* _What is asked_: Below are entries. Pull out all lines containing "étaient".

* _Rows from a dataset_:
______________________________
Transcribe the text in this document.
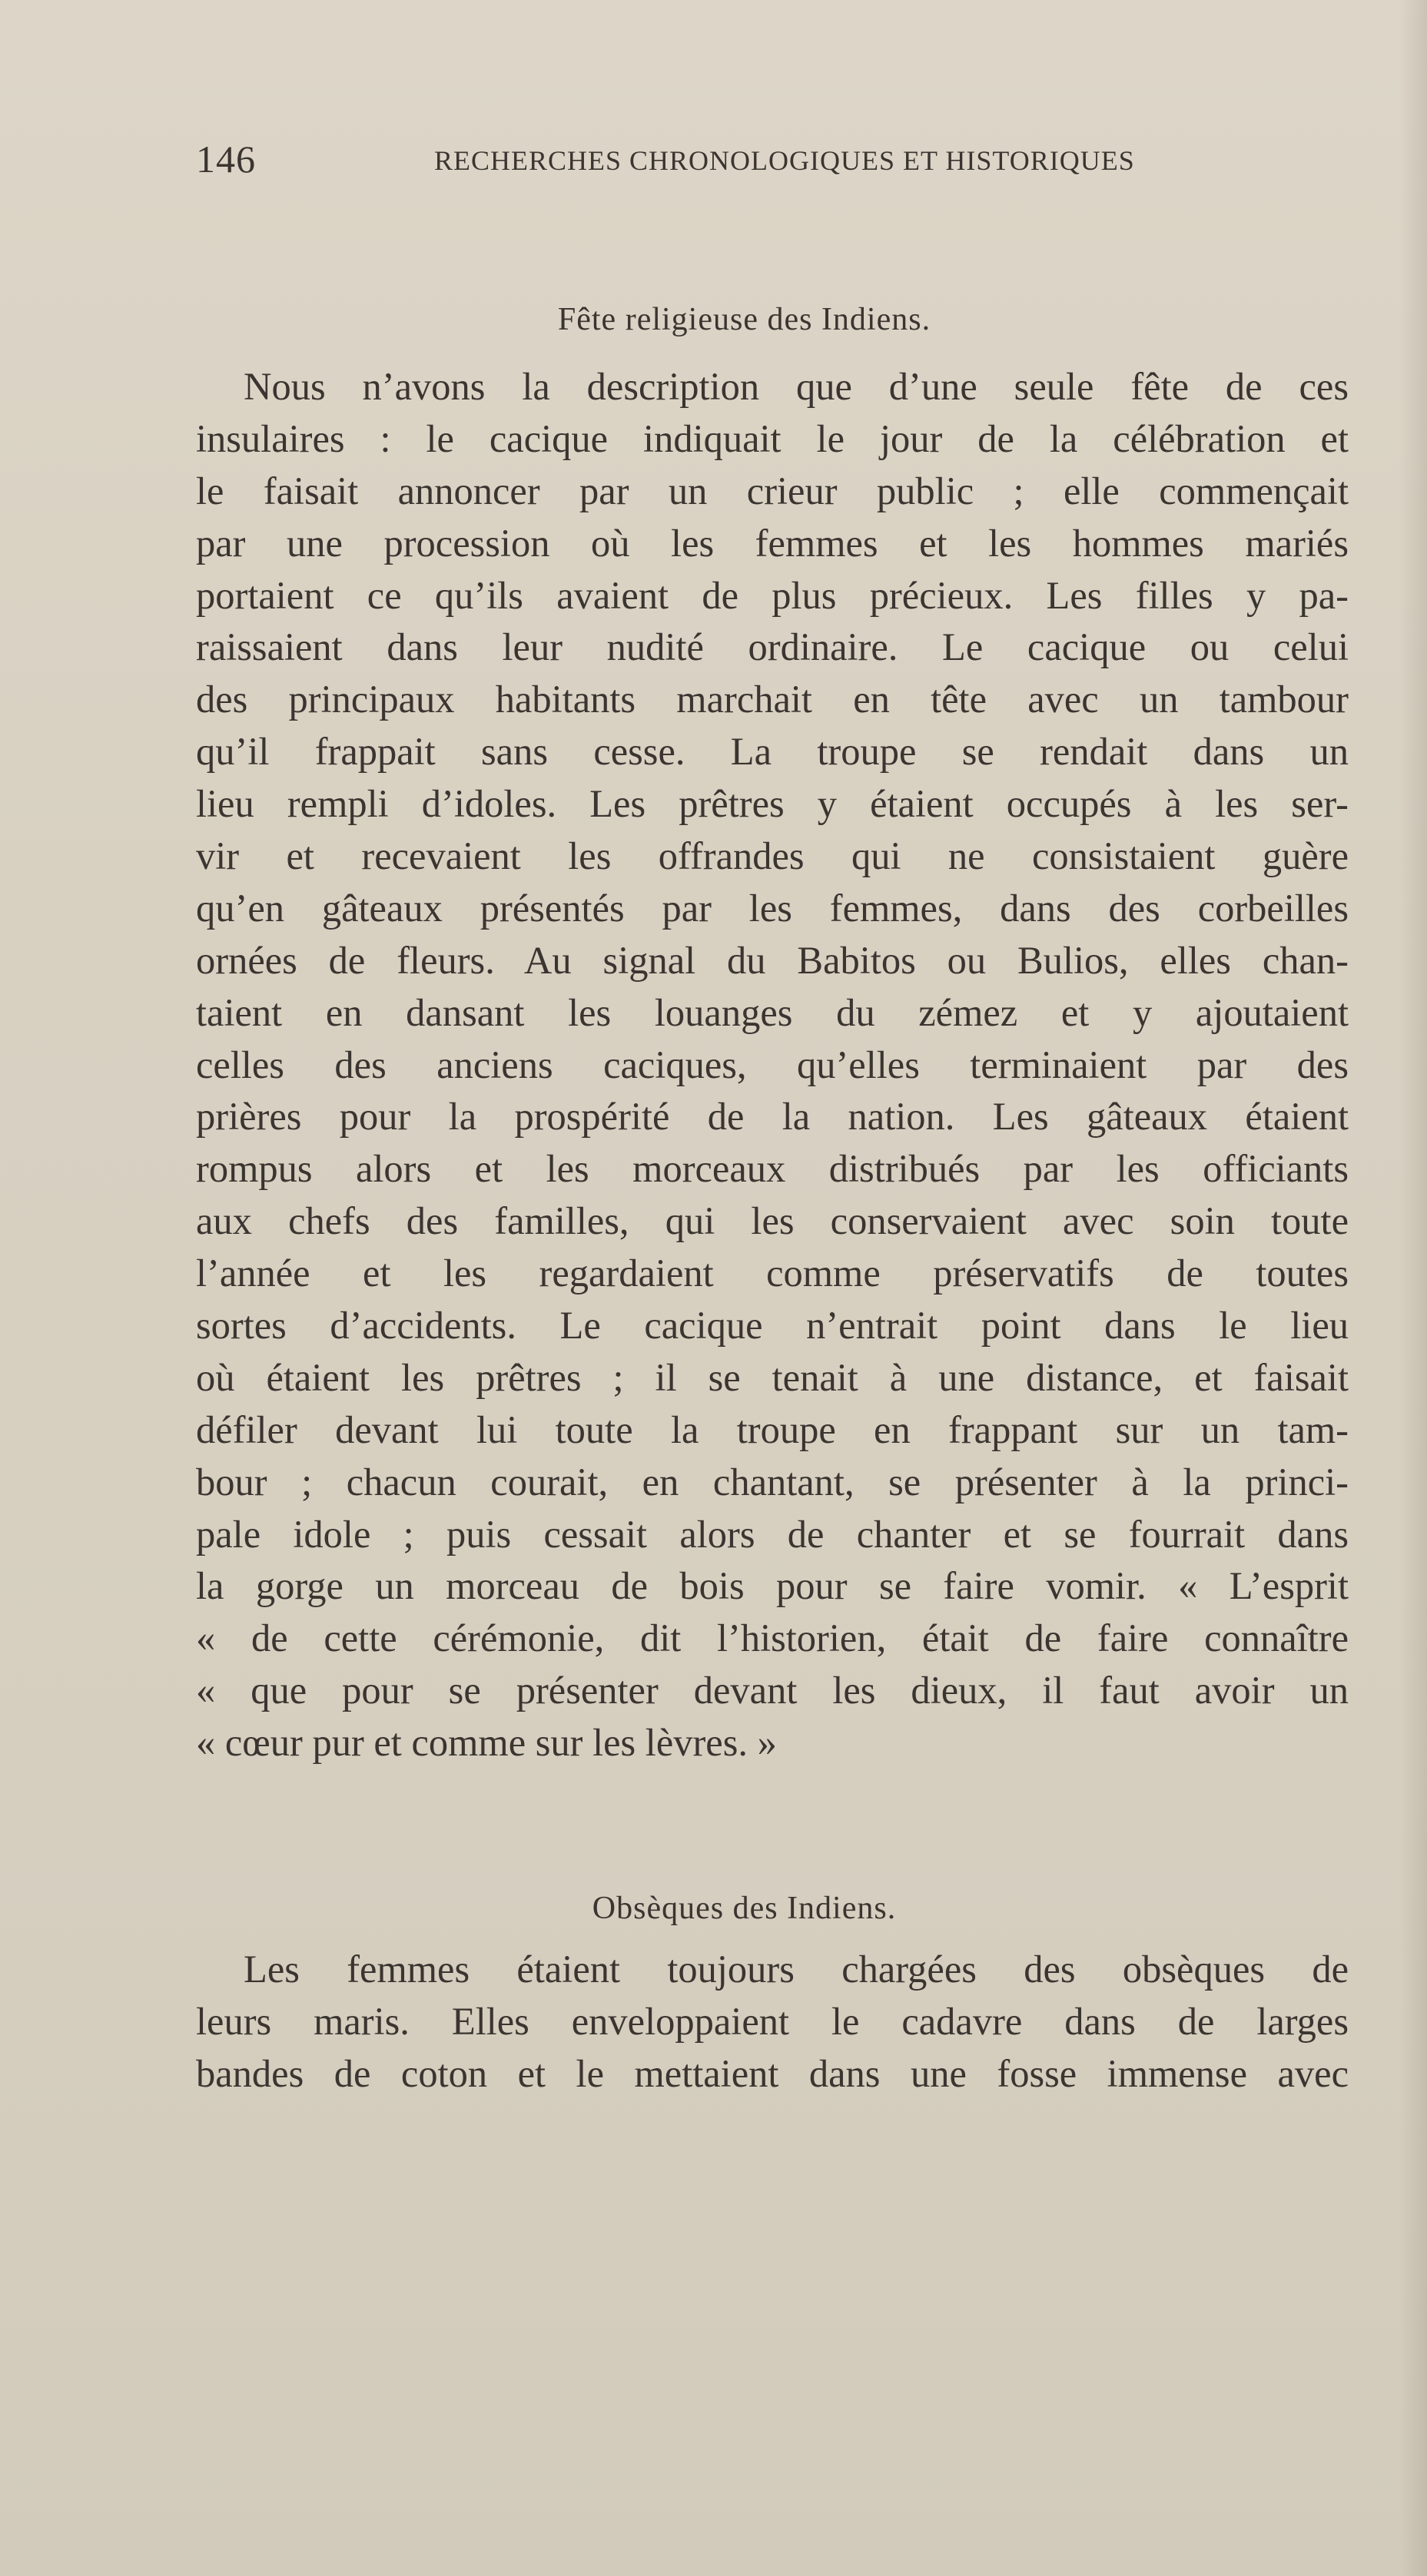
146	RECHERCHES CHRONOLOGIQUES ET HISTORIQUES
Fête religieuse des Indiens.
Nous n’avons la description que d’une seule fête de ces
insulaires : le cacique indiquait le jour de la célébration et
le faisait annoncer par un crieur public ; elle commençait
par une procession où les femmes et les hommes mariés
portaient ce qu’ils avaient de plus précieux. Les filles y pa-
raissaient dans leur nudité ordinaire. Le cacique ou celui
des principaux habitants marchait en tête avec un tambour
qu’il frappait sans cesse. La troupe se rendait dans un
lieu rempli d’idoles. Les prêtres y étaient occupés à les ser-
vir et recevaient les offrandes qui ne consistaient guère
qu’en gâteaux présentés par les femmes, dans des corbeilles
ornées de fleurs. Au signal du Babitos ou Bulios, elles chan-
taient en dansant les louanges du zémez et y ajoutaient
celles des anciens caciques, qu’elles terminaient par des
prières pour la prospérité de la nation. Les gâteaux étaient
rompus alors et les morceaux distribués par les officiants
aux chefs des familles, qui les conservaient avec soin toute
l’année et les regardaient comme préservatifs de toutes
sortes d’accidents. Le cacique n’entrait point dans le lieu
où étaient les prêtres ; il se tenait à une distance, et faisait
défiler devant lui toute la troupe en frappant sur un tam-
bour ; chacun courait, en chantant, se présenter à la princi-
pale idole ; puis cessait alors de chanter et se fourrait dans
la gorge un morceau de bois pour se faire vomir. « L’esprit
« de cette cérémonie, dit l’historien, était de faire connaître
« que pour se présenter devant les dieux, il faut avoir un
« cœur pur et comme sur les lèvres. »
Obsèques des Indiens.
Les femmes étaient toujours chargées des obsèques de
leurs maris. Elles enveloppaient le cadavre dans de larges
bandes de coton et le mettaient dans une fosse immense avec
______________________________
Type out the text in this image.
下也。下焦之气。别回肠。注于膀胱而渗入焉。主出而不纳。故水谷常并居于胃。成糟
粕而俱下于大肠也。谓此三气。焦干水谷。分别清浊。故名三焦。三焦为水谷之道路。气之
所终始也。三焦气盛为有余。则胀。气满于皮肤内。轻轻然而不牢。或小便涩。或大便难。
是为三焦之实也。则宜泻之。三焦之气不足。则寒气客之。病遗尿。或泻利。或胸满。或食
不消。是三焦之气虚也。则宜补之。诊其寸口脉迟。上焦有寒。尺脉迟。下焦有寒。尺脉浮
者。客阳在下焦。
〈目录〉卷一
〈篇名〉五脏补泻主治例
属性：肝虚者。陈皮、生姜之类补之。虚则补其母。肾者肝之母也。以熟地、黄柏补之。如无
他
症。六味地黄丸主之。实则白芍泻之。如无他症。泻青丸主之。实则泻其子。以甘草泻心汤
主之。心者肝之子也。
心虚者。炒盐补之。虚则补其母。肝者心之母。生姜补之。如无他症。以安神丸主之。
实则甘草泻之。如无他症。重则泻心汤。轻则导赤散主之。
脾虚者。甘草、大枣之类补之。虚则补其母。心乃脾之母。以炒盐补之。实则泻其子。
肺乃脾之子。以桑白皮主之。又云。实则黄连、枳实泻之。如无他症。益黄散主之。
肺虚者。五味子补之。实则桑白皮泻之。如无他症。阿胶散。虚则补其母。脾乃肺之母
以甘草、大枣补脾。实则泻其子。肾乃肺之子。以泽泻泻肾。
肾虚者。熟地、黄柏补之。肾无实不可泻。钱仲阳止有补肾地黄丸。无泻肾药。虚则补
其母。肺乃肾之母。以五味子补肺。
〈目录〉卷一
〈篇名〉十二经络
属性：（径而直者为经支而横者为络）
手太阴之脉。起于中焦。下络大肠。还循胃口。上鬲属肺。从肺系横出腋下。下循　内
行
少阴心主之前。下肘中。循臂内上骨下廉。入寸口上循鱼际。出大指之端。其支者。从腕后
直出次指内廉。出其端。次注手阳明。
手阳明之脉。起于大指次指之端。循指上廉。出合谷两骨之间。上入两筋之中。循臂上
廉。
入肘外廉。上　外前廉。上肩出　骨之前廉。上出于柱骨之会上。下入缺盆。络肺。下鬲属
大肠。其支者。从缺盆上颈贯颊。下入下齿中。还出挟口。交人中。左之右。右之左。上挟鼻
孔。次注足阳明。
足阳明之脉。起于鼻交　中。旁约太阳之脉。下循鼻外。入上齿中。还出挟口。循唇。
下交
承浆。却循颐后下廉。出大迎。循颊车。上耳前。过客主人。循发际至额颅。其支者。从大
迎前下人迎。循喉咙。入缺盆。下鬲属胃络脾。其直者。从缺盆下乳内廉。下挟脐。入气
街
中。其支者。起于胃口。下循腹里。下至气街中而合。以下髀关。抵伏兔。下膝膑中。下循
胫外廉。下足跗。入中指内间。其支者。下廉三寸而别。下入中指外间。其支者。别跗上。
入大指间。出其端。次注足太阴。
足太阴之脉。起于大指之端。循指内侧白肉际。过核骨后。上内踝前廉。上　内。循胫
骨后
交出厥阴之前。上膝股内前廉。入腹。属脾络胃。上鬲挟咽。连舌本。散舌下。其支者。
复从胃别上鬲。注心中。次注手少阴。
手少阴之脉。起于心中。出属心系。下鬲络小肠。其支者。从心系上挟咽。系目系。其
______________________________
* _Response below_:
lieu rempli d’idoles. Les prêtres y étaient occupés à les ser-
prières pour la prospérité de la nation. Les gâteaux étaient
où étaient les prêtres ; il se tenait à une distance, et faisait
Les femmes étaient toujours chargées des obsèques de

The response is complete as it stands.